Stored items ::
>>>>
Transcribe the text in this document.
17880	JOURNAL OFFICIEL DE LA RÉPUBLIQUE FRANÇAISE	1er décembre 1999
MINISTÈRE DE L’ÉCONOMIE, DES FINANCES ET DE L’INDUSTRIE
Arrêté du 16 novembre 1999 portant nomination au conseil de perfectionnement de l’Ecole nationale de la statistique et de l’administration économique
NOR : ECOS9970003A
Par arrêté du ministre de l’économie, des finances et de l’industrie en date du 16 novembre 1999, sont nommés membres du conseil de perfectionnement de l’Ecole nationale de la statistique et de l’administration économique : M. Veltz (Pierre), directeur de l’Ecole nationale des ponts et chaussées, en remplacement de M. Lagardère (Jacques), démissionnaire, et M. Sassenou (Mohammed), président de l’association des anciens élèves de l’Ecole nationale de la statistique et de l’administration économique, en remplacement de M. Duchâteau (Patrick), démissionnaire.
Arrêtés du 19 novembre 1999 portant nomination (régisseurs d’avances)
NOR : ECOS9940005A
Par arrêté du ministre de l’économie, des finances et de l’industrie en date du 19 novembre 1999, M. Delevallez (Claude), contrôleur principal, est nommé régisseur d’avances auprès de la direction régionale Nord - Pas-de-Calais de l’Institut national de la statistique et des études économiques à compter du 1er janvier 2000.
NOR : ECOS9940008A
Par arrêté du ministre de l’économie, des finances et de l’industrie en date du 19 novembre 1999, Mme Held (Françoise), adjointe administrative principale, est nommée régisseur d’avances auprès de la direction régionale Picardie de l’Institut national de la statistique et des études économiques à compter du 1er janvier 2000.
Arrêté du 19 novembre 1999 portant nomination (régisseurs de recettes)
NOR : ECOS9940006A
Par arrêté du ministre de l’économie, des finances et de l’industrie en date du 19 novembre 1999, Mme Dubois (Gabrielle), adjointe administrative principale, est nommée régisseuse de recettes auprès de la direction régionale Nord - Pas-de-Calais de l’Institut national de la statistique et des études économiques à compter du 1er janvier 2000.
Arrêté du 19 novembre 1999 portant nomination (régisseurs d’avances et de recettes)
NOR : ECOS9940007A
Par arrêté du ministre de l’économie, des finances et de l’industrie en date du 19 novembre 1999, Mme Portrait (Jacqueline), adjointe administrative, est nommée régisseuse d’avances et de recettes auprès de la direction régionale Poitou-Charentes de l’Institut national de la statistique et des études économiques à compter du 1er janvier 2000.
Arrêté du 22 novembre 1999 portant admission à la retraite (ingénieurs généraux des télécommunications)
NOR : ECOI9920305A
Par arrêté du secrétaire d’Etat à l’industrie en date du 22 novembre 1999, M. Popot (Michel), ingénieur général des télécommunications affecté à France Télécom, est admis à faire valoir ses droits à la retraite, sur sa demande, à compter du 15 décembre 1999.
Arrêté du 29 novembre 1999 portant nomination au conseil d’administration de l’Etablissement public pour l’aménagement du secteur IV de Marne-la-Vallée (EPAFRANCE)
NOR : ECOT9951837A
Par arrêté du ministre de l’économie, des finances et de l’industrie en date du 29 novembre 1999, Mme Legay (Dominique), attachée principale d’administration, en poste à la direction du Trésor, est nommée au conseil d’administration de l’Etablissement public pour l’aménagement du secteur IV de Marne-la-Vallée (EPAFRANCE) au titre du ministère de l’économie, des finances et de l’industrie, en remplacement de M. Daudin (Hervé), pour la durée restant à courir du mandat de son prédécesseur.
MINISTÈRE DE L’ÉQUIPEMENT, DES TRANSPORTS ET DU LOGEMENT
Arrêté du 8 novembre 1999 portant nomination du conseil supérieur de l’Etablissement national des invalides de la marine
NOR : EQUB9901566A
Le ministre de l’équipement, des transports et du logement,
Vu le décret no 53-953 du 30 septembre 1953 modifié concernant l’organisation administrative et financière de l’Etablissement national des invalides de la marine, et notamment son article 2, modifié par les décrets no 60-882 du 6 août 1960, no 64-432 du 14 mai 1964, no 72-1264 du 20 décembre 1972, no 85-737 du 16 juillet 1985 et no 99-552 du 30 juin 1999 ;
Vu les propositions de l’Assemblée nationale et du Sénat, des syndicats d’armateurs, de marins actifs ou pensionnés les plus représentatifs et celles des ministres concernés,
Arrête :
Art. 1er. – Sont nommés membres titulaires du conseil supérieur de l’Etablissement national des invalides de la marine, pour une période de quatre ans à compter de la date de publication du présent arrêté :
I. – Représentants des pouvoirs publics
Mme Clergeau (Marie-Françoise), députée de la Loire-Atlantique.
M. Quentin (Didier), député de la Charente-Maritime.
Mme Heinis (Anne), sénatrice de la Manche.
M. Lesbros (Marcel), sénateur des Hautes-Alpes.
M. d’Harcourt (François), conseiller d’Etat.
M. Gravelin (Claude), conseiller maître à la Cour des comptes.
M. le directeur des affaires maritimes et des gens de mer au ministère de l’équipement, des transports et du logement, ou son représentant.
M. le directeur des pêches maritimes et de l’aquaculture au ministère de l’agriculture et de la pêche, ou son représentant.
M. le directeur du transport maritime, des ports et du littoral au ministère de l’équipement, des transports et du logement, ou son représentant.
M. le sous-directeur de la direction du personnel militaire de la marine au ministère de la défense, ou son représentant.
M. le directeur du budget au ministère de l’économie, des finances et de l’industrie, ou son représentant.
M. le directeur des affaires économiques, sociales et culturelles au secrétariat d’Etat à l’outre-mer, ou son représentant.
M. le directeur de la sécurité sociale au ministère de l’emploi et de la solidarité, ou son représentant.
<<<<
EXERCISE GOAL ::
The string "maritimes" may appear in lines of the listing above; tally those lines and give the number only.

RESPONSE BELOW ::
2